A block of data
================
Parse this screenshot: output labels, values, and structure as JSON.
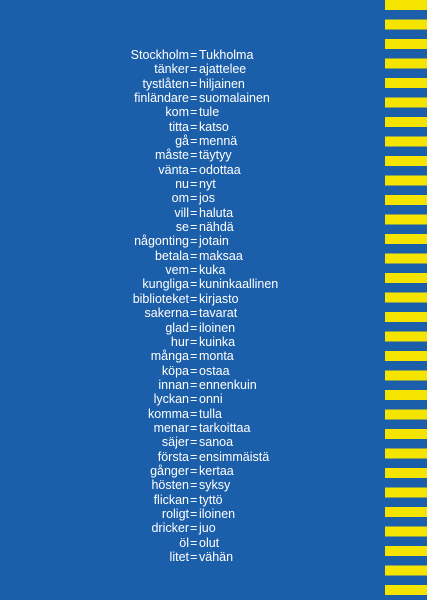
{
  "separator": "=",
  "pairs": [
    [
      "Stockholm",
      "Tukholma"
    ],
    [
      "tänker",
      "ajattelee"
    ],
    [
      "tystlåten",
      "hiljainen"
    ],
    [
      "finländare",
      "suomalainen"
    ],
    [
      "kom",
      "tule"
    ],
    [
      "titta",
      "katso"
    ],
    [
      "gå",
      "mennä"
    ],
    [
      "måste",
      "täytyy"
    ],
    [
      "vänta",
      "odottaa"
    ],
    [
      "nu",
      "nyt"
    ],
    [
      "om",
      "jos"
    ],
    [
      "vill",
      "haluta"
    ],
    [
      "se",
      "nähdä"
    ],
    [
      "någonting",
      "jotain"
    ],
    [
      "betala",
      "maksaa"
    ],
    [
      "vem",
      "kuka"
    ],
    [
      "kungliga",
      "kuninkaallinen"
    ],
    [
      "biblioteket",
      "kirjasto"
    ],
    [
      "sakerna",
      "tavarat"
    ],
    [
      "glad",
      "iloinen"
    ],
    [
      "hur",
      "kuinka"
    ],
    [
      "många",
      "monta"
    ],
    [
      "köpa",
      "ostaa"
    ],
    [
      "innan",
      "ennenkuin"
    ],
    [
      "lyckan",
      "onni"
    ],
    [
      "komma",
      "tulla"
    ],
    [
      "menar",
      "tarkoittaa"
    ],
    [
      "säjer",
      "sanoa"
    ],
    [
      "första",
      "ensimmäistä"
    ],
    [
      "gånger",
      "kertaa"
    ],
    [
      "hösten",
      "syksy"
    ],
    [
      "flickan",
      "tyttö"
    ],
    [
      "roligt",
      "iloinen"
    ],
    [
      "dricker",
      "juo"
    ],
    [
      "öl",
      "olut"
    ],
    [
      "litet",
      "vähän"
    ]
  ]
}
================
### [Task statement]
Copy out all the entries exactly. Images stay out of the copy.

### [Result for this task]
Parse this screenshot: output labels, values, and structure as JSON.
{
  "separator": "=",
  "pairs": [
    [
      "Stockholm",
      "Tukholma"
    ],
    [
      "tänker",
      "ajattelee"
    ],
    [
      "tystlåten",
      "hiljainen"
    ],
    [
      "finländare",
      "suomalainen"
    ],
    [
      "kom",
      "tule"
    ],
    [
      "titta",
      "katso"
    ],
    [
      "gå",
      "mennä"
    ],
    [
      "måste",
      "täytyy"
    ],
    [
      "vänta",
      "odottaa"
    ],
    [
      "nu",
      "nyt"
    ],
    [
      "om",
      "jos"
    ],
    [
      "vill",
      "haluta"
    ],
    [
      "se",
      "nähdä"
    ],
    [
      "någonting",
      "jotain"
    ],
    [
      "betala",
      "maksaa"
    ],
    [
      "vem",
      "kuka"
    ],
    [
      "kungliga",
      "kuninkaallinen"
    ],
    [
      "biblioteket",
      "kirjasto"
    ],
    [
      "sakerna",
      "tavarat"
    ],
    [
      "glad",
      "iloinen"
    ],
    [
      "hur",
      "kuinka"
    ],
    [
      "många",
      "monta"
    ],
    [
      "köpa",
      "ostaa"
    ],
    [
      "innan",
      "ennenkuin"
    ],
    [
      "lyckan",
      "onni"
    ],
    [
      "komma",
      "tulla"
    ],
    [
      "menar",
      "tarkoittaa"
    ],
    [
      "säjer",
      "sanoa"
    ],
    [
      "första",
      "ensimmäistä"
    ],
    [
      "gånger",
      "kertaa"
    ],
    [
      "hösten",
      "syksy"
    ],
    [
      "flickan",
      "tyttö"
    ],
    [
      "roligt",
      "iloinen"
    ],
    [
      "dricker",
      "juo"
    ],
    [
      "öl",
      "olut"
    ],
    [
      "litet",
      "vähän"
    ]
  ]
}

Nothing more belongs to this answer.